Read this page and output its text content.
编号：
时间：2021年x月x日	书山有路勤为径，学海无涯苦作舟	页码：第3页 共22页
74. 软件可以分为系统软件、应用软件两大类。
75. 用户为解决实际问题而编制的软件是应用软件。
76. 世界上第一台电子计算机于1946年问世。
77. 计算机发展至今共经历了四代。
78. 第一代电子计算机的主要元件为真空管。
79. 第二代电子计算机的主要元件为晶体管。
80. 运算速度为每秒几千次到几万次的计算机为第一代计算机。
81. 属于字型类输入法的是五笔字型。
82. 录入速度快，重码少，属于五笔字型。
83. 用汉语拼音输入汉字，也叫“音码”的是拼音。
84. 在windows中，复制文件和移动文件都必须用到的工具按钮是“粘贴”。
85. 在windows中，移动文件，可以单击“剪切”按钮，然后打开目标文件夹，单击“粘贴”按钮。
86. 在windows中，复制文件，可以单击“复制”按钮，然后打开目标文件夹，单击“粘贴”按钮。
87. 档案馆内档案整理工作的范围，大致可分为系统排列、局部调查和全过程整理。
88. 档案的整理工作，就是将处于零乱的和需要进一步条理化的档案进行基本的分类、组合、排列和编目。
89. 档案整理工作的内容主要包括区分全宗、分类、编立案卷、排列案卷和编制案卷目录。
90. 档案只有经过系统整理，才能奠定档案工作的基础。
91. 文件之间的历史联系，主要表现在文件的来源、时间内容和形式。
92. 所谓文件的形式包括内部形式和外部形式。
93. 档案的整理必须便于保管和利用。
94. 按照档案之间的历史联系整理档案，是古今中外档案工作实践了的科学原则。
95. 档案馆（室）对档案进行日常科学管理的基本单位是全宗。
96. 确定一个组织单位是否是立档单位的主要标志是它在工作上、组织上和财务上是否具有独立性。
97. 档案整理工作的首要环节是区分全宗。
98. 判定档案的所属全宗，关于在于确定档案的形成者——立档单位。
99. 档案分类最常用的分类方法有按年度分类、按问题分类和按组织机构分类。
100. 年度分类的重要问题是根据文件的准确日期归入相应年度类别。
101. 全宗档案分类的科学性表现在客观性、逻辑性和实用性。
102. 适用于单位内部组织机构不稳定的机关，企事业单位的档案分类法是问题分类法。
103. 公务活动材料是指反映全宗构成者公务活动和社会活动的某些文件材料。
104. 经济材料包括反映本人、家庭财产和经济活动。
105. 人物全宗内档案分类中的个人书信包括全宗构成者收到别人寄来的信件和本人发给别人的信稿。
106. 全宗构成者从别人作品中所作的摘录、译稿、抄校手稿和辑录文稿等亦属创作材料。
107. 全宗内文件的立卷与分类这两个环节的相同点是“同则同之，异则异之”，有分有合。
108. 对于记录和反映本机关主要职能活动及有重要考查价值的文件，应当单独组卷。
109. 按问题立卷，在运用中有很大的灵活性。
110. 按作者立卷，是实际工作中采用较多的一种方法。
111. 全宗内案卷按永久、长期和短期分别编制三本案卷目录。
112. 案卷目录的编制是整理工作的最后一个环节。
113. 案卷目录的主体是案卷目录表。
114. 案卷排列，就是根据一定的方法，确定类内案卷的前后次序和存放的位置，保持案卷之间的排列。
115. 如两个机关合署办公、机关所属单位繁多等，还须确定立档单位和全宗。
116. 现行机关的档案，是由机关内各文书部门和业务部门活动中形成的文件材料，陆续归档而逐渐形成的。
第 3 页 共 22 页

___

▶ **DESCRIPTION OF THE TASK**: Print back all the lines verbatim.

▶ **COMPLETED TASK**:
Read this page and output its text content.
编号：
时间：2021年x月x日	书山有路勤为径，学海无涯苦作舟	页码：第3页 共22页
74. 软件可以分为系统软件、应用软件两大类。
75. 用户为解决实际问题而编制的软件是应用软件。
76. 世界上第一台电子计算机于1946年问世。
77. 计算机发展至今共经历了四代。
78. 第一代电子计算机的主要元件为真空管。
79. 第二代电子计算机的主要元件为晶体管。
80. 运算速度为每秒几千次到几万次的计算机为第一代计算机。
81. 属于字型类输入法的是五笔字型。
82. 录入速度快，重码少，属于五笔字型。
83. 用汉语拼音输入汉字，也叫“音码”的是拼音。
84. 在windows中，复制文件和移动文件都必须用到的工具按钮是“粘贴”。
85. 在windows中，移动文件，可以单击“剪切”按钮，然后打开目标文件夹，单击“粘贴”按钮。
86. 在windows中，复制文件，可以单击“复制”按钮，然后打开目标文件夹，单击“粘贴”按钮。
87. 档案馆内档案整理工作的范围，大致可分为系统排列、局部调查和全过程整理。
88. 档案的整理工作，就是将处于零乱的和需要进一步条理化的档案进行基本的分类、组合、排列和编目。
89. 档案整理工作的内容主要包括区分全宗、分类、编立案卷、排列案卷和编制案卷目录。
90. 档案只有经过系统整理，才能奠定档案工作的基础。
91. 文件之间的历史联系，主要表现在文件的来源、时间内容和形式。
92. 所谓文件的形式包括内部形式和外部形式。
93. 档案的整理必须便于保管和利用。
94. 按照档案之间的历史联系整理档案，是古今中外档案工作实践了的科学原则。
95. 档案馆（室）对档案进行日常科学管理的基本单位是全宗。
96. 确定一个组织单位是否是立档单位的主要标志是它在工作上、组织上和财务上是否具有独立性。
97. 档案整理工作的首要环节是区分全宗。
98. 判定档案的所属全宗，关于在于确定档案的形成者——立档单位。
99. 档案分类最常用的分类方法有按年度分类、按问题分类和按组织机构分类。
100. 年度分类的重要问题是根据文件的准确日期归入相应年度类别。
101. 全宗档案分类的科学性表现在客观性、逻辑性和实用性。
102. 适用于单位内部组织机构不稳定的机关，企事业单位的档案分类法是问题分类法。
103. 公务活动材料是指反映全宗构成者公务活动和社会活动的某些文件材料。
104. 经济材料包括反映本人、家庭财产和经济活动。
105. 人物全宗内档案分类中的个人书信包括全宗构成者收到别人寄来的信件和本人发给别人的信稿。
106. 全宗构成者从别人作品中所作的摘录、译稿、抄校手稿和辑录文稿等亦属创作材料。
107. 全宗内文件的立卷与分类这两个环节的相同点是“同则同之，异则异之”，有分有合。
108. 对于记录和反映本机关主要职能活动及有重要考查价值的文件，应当单独组卷。
109. 按问题立卷，在运用中有很大的灵活性。
110. 按作者立卷，是实际工作中采用较多的一种方法。
111. 全宗内案卷按永久、长期和短期分别编制三本案卷目录。
112. 案卷目录的编制是整理工作的最后一个环节。
113. 案卷目录的主体是案卷目录表。
114. 案卷排列，就是根据一定的方法，确定类内案卷的前后次序和存放的位置，保持案卷之间的排列。
115. 如两个机关合署办公、机关所属单位繁多等，还须确定立档单位和全宗。
116. 现行机关的档案，是由机关内各文书部门和业务部门活动中形成的文件材料，陆续归档而逐渐形成的。
第 3 页 共 22 页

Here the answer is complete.